*TASK OBJECTIVE*
Repeat all of the material exactly as given.
..............................
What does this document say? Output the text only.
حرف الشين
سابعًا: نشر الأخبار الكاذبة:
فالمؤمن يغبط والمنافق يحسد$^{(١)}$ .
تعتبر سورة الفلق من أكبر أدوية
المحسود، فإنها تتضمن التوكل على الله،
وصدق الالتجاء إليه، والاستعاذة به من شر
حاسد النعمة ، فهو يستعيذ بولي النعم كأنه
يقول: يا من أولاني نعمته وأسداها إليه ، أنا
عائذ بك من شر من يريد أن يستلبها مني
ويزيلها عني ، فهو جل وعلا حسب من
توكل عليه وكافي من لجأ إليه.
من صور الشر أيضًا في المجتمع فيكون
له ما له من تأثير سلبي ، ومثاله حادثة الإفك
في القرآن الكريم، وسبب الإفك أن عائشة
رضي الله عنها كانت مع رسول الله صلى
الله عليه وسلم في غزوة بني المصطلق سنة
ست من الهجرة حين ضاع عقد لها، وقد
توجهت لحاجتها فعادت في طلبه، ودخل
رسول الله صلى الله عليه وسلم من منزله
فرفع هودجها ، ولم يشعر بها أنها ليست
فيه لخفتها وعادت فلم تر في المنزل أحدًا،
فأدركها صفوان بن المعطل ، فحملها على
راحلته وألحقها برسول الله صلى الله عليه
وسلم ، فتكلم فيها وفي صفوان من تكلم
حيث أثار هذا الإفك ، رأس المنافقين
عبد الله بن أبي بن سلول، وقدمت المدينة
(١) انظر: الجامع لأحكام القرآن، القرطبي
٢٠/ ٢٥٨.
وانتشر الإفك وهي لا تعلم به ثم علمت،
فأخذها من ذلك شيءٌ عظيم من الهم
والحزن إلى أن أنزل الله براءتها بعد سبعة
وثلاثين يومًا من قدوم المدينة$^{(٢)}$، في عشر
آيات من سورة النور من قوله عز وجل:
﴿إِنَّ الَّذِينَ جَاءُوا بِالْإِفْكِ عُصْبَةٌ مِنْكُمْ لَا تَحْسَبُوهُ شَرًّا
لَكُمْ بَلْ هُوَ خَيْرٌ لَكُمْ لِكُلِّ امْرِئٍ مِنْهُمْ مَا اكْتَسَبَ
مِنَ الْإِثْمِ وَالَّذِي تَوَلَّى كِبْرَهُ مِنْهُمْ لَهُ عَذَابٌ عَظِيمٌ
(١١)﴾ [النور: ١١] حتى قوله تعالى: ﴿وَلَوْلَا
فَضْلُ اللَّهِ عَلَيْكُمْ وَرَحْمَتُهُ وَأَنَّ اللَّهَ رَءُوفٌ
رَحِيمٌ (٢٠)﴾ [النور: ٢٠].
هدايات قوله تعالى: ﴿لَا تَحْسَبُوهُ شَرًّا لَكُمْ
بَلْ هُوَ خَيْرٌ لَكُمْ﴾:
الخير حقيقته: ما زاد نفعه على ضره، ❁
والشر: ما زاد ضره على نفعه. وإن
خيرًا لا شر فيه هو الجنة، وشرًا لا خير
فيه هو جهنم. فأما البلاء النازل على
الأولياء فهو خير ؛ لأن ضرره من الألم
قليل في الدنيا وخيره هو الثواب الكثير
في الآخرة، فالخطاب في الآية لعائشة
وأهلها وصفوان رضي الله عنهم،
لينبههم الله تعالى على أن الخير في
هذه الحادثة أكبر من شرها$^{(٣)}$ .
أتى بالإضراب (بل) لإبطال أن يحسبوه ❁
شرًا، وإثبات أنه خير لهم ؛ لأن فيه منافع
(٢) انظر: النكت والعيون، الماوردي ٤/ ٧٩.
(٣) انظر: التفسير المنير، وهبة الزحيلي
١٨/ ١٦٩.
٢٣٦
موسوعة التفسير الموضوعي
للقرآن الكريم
..............................
*SOLUTION*
What does this document say? Output the text only.
حرف الشين
سابعًا: نشر الأخبار الكاذبة:
فالمؤمن يغبط والمنافق يحسد$^{(١)}$ .
تعتبر سورة الفلق من أكبر أدوية
المحسود، فإنها تتضمن التوكل على الله،
وصدق الالتجاء إليه، والاستعاذة به من شر
حاسد النعمة ، فهو يستعيذ بولي النعم كأنه
يقول: يا من أولاني نعمته وأسداها إليه ، أنا
عائذ بك من شر من يريد أن يستلبها مني
ويزيلها عني ، فهو جل وعلا حسب من
توكل عليه وكافي من لجأ إليه.
من صور الشر أيضًا في المجتمع فيكون
له ما له من تأثير سلبي ، ومثاله حادثة الإفك
في القرآن الكريم، وسبب الإفك أن عائشة
رضي الله عنها كانت مع رسول الله صلى
الله عليه وسلم في غزوة بني المصطلق سنة
ست من الهجرة حين ضاع عقد لها، وقد
توجهت لحاجتها فعادت في طلبه، ودخل
رسول الله صلى الله عليه وسلم من منزله
فرفع هودجها ، ولم يشعر بها أنها ليست
فيه لخفتها وعادت فلم تر في المنزل أحدًا،
فأدركها صفوان بن المعطل ، فحملها على
راحلته وألحقها برسول الله صلى الله عليه
وسلم ، فتكلم فيها وفي صفوان من تكلم
حيث أثار هذا الإفك ، رأس المنافقين
عبد الله بن أبي بن سلول، وقدمت المدينة
(١) انظر: الجامع لأحكام القرآن، القرطبي
٢٠/ ٢٥٨.
وانتشر الإفك وهي لا تعلم به ثم علمت،
فأخذها من ذلك شيءٌ عظيم من الهم
والحزن إلى أن أنزل الله براءتها بعد سبعة
وثلاثين يومًا من قدوم المدينة$^{(٢)}$، في عشر
آيات من سورة النور من قوله عز وجل:
﴿إِنَّ الَّذِينَ جَاءُوا بِالْإِفْكِ عُصْبَةٌ مِنْكُمْ لَا تَحْسَبُوهُ شَرًّا
لَكُمْ بَلْ هُوَ خَيْرٌ لَكُمْ لِكُلِّ امْرِئٍ مِنْهُمْ مَا اكْتَسَبَ
مِنَ الْإِثْمِ وَالَّذِي تَوَلَّى كِبْرَهُ مِنْهُمْ لَهُ عَذَابٌ عَظِيمٌ
(١١)﴾ [النور: ١١] حتى قوله تعالى: ﴿وَلَوْلَا
فَضْلُ اللَّهِ عَلَيْكُمْ وَرَحْمَتُهُ وَأَنَّ اللَّهَ رَءُوفٌ
رَحِيمٌ (٢٠)﴾ [النور: ٢٠].
هدايات قوله تعالى: ﴿لَا تَحْسَبُوهُ شَرًّا لَكُمْ
بَلْ هُوَ خَيْرٌ لَكُمْ﴾:
الخير حقيقته: ما زاد نفعه على ضره، ❁
والشر: ما زاد ضره على نفعه. وإن
خيرًا لا شر فيه هو الجنة، وشرًا لا خير
فيه هو جهنم. فأما البلاء النازل على
الأولياء فهو خير ؛ لأن ضرره من الألم
قليل في الدنيا وخيره هو الثواب الكثير
في الآخرة، فالخطاب في الآية لعائشة
وأهلها وصفوان رضي الله عنهم،
لينبههم الله تعالى على أن الخير في
هذه الحادثة أكبر من شرها$^{(٣)}$ .
أتى بالإضراب (بل) لإبطال أن يحسبوه ❁
شرًا، وإثبات أنه خير لهم ؛ لأن فيه منافع
(٢) انظر: النكت والعيون، الماوردي ٤/ ٧٩.
(٣) انظر: التفسير المنير، وهبة الزحيلي
١٨/ ١٦٩.
٢٣٦
موسوعة التفسير الموضوعي
للقرآن الكريم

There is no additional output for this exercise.